* _Given instruction_: Scan the data below for the string "同时在学习通中提交". Copy every line where it appears.
┄┄┄┄┄┄┄┄┄┄
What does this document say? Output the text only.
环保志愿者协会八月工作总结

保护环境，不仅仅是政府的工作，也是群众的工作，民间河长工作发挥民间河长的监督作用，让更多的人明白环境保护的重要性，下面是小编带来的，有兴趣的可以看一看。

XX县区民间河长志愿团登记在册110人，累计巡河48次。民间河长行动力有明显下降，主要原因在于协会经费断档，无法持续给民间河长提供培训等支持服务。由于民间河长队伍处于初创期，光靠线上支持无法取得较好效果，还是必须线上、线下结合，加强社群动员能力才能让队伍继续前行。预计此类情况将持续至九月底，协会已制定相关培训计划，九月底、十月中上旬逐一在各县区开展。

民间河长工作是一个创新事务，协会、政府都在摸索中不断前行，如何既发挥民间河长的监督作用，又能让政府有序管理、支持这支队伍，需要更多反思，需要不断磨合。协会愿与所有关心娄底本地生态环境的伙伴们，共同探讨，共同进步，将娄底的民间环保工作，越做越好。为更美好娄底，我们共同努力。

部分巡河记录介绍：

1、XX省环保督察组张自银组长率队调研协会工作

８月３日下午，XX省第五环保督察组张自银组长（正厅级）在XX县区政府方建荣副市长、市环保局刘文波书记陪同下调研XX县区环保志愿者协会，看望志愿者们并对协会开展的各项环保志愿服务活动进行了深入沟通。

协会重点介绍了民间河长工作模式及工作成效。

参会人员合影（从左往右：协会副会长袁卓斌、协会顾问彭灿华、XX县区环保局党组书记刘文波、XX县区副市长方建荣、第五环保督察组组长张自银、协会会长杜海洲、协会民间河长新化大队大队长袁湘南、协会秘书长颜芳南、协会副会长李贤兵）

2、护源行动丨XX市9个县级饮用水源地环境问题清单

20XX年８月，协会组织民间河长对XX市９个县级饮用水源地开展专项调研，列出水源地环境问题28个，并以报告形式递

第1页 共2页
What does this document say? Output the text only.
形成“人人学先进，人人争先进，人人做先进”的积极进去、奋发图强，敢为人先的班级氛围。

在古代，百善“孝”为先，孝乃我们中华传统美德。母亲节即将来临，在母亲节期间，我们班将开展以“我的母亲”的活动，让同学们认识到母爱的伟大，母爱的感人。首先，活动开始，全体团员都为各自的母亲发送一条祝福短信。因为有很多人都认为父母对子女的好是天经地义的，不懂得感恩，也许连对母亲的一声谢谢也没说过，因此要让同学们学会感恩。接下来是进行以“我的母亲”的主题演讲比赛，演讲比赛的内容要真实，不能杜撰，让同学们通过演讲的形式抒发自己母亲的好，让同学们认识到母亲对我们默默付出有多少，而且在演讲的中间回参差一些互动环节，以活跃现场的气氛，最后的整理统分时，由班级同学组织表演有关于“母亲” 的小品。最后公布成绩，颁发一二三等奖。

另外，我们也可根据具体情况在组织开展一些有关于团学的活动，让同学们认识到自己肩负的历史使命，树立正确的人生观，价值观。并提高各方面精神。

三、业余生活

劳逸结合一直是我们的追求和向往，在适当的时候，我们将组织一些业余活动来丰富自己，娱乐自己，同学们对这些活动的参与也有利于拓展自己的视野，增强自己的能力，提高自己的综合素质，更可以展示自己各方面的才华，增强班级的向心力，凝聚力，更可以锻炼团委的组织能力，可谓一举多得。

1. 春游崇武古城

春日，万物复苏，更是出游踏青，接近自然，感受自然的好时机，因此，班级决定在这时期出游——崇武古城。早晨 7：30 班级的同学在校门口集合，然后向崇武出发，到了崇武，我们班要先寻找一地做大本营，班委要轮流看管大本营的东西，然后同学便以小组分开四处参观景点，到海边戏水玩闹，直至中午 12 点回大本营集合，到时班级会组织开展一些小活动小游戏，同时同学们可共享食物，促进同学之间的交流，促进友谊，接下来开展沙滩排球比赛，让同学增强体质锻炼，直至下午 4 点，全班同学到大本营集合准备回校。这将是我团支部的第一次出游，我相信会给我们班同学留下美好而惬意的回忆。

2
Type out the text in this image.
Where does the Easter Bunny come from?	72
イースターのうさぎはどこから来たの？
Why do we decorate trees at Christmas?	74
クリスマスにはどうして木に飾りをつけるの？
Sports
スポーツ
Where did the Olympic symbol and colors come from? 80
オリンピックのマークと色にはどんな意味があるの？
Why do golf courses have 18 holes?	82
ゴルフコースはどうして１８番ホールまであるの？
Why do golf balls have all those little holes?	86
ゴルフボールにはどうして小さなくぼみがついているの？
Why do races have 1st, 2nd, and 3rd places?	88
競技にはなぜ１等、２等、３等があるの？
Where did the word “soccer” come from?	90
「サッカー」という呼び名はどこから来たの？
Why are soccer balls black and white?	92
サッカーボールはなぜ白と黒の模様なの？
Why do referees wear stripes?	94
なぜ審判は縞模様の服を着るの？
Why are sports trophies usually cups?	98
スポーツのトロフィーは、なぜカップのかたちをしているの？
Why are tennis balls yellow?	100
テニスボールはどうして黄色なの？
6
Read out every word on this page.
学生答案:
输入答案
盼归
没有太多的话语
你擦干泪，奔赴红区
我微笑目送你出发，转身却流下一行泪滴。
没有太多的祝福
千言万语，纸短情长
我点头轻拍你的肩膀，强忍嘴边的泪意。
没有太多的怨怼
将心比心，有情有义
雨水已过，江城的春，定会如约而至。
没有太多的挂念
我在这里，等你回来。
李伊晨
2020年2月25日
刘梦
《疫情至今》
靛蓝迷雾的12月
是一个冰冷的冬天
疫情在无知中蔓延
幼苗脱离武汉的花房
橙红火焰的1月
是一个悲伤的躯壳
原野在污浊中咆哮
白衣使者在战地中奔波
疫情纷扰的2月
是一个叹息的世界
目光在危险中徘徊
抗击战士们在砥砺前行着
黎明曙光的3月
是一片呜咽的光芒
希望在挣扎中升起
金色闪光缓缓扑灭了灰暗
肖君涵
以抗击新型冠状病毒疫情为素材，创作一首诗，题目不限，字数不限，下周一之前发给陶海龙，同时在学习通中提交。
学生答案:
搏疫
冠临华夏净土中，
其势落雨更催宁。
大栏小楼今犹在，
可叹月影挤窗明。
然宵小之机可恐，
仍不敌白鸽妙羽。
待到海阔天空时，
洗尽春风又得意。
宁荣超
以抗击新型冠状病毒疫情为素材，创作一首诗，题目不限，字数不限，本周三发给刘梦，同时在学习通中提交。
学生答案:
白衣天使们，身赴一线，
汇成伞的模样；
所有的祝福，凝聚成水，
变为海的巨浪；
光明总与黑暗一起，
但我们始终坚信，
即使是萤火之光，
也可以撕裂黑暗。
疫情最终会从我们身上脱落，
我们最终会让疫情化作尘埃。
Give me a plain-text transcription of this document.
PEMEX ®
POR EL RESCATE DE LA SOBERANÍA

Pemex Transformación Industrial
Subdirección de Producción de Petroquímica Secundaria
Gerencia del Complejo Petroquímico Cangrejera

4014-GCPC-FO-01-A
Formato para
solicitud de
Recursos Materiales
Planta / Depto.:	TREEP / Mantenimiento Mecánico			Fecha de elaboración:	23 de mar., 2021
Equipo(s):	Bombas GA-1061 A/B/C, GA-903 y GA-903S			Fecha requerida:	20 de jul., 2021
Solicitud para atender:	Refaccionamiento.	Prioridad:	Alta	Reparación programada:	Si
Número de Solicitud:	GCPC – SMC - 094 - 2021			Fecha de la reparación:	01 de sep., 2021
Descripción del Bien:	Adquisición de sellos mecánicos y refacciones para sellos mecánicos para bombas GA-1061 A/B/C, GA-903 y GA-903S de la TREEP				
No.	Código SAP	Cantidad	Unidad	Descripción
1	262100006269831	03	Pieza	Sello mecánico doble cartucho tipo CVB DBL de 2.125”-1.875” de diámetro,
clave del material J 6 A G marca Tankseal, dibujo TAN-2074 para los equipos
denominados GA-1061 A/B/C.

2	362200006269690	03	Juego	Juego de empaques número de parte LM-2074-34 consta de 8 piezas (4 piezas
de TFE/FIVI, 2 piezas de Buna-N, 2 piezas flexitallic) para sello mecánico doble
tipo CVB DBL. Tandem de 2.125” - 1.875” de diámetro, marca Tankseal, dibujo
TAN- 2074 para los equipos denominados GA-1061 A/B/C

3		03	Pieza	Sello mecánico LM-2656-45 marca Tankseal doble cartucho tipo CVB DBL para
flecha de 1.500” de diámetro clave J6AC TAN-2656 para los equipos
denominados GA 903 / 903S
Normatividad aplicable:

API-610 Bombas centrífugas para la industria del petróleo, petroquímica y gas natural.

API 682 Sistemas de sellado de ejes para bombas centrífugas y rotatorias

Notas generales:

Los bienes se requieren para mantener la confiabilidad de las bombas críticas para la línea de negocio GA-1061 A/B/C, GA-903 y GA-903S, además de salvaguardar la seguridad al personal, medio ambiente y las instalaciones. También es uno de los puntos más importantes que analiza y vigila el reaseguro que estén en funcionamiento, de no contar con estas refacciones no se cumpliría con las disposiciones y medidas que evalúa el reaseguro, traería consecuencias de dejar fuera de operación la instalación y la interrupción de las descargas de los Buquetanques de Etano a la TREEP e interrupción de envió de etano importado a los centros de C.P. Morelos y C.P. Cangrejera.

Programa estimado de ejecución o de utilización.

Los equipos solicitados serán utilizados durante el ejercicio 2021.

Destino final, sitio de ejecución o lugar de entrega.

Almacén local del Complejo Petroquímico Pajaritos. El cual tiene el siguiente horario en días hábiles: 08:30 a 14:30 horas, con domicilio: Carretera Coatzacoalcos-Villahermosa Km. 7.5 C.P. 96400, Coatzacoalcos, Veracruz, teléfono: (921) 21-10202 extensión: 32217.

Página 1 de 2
┄┄┄┄┄┄┄┄┄┄
* _Answer in full_:
以抗击新型冠状病毒疫情为素材，创作一首诗，题目不限，字数不限，下周一之前发给陶海龙，同时在学习通中提交。
以抗击新型冠状病毒疫情为素材，创作一首诗，题目不限，字数不限，本周三发给刘梦，同时在学习通中提交。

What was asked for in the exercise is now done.